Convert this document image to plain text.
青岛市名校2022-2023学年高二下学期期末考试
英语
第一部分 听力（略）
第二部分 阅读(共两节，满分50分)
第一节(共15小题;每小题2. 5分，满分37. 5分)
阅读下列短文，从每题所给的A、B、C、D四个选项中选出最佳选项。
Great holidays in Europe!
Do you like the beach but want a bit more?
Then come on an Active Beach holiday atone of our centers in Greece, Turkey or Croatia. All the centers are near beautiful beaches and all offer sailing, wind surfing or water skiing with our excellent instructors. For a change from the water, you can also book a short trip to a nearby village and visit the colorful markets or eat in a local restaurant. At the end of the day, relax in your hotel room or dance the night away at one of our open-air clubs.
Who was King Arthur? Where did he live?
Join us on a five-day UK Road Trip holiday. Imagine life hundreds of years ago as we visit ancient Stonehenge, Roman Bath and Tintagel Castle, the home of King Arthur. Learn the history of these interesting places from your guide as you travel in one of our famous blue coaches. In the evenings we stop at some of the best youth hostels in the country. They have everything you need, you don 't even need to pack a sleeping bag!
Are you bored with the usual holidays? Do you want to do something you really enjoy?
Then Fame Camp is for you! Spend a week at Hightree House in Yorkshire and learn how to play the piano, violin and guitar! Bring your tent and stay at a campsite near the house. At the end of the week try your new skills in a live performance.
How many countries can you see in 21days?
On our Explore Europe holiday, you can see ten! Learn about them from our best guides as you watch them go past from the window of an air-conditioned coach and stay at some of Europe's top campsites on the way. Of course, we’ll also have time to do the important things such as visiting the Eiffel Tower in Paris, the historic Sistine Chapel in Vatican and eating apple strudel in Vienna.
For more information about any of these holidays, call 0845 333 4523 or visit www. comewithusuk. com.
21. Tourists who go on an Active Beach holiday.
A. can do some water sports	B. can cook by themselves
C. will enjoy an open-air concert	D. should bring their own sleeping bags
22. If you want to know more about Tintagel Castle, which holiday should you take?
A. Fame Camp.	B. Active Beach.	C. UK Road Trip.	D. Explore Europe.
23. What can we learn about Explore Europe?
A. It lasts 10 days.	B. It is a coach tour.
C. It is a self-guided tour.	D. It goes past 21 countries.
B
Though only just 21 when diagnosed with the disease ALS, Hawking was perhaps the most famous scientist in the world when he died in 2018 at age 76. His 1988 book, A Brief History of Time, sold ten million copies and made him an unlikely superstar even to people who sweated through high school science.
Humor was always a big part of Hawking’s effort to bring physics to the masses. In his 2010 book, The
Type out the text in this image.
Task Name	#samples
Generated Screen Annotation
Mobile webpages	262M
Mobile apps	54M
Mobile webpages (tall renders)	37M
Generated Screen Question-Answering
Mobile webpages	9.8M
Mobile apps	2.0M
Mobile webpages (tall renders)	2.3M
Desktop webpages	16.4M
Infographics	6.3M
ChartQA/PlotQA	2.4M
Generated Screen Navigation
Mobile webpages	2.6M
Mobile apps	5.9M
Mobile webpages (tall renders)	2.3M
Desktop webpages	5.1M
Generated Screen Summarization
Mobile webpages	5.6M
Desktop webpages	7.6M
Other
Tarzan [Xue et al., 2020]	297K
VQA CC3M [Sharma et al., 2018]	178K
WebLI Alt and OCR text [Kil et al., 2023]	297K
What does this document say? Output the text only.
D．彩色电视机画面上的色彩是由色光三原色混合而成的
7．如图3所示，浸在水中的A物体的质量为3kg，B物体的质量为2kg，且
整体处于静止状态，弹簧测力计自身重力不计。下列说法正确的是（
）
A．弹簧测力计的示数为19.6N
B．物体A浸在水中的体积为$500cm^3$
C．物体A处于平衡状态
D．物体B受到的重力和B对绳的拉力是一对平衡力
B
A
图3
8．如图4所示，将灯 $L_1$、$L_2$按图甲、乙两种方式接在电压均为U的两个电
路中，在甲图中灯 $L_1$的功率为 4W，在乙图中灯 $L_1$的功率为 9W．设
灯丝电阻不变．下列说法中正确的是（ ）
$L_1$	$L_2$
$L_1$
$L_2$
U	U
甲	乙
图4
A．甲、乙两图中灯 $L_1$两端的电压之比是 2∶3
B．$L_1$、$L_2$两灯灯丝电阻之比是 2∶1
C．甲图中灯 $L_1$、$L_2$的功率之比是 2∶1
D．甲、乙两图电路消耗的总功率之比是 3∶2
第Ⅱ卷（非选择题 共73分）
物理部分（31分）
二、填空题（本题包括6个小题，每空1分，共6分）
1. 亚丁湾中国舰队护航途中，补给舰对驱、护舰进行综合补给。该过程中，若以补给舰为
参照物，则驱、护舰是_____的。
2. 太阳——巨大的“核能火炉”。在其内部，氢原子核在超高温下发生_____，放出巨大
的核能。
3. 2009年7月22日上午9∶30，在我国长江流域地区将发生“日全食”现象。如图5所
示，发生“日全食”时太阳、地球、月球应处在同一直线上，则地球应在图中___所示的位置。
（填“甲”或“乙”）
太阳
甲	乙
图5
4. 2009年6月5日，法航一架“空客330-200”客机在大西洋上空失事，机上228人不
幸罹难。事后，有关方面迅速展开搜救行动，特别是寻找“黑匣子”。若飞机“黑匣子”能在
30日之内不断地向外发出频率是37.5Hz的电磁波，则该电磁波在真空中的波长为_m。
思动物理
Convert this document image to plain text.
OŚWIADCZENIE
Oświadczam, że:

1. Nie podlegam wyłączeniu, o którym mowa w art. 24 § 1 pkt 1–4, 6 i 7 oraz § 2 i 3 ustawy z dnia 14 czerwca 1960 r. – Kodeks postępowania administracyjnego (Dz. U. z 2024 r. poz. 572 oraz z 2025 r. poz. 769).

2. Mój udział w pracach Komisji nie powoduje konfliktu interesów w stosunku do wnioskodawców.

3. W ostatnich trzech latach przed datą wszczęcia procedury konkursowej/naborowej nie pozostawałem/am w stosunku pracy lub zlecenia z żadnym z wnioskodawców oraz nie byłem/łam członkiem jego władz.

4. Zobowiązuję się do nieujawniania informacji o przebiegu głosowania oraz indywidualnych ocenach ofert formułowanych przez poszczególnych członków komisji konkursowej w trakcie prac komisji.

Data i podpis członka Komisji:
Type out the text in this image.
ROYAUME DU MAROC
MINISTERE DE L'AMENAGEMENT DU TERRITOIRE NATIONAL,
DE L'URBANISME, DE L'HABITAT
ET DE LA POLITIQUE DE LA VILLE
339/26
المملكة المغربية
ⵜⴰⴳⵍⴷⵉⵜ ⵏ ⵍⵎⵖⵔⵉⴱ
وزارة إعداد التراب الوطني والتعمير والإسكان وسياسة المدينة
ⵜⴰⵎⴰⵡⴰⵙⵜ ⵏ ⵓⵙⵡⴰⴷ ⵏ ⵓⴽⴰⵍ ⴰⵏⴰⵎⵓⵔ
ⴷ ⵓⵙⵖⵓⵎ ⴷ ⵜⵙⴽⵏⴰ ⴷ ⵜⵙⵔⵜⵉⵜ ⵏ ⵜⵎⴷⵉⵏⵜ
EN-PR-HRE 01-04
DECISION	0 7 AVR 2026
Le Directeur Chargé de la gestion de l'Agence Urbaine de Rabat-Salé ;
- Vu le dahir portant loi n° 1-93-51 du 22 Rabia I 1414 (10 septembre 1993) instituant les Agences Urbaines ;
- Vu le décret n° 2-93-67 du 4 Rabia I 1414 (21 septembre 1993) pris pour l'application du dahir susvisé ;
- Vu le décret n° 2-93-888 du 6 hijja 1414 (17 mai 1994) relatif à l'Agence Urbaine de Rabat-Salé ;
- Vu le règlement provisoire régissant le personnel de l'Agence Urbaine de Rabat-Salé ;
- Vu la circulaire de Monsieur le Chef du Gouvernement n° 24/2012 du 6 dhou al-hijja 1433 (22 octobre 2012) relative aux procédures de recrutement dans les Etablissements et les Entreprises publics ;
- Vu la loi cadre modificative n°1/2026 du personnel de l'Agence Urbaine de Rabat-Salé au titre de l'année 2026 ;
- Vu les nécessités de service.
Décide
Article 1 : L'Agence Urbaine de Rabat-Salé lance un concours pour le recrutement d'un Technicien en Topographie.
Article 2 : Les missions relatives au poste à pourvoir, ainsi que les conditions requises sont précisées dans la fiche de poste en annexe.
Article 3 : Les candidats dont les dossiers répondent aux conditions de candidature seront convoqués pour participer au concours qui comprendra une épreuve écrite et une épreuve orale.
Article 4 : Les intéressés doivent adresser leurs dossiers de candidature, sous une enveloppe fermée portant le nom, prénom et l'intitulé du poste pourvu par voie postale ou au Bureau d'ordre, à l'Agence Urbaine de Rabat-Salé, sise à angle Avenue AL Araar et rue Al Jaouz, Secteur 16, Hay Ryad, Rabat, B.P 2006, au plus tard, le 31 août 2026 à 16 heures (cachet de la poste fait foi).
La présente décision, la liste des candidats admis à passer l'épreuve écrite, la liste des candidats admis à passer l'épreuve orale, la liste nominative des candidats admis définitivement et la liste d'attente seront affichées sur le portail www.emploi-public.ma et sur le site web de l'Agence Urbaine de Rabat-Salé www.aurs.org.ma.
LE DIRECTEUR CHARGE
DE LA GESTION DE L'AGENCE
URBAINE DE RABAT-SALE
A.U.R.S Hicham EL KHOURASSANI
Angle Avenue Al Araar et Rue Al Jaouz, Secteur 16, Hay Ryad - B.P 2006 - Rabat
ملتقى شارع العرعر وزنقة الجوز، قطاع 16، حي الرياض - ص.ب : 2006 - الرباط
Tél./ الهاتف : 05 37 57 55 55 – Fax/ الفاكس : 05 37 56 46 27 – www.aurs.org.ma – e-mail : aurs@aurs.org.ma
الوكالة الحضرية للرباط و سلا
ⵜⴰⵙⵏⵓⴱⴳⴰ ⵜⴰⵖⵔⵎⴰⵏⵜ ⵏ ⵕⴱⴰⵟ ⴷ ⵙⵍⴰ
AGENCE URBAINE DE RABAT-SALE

Exercise requirements ->
The word "have" appears in how many lines of the records? Give the number only.

Task response ->
2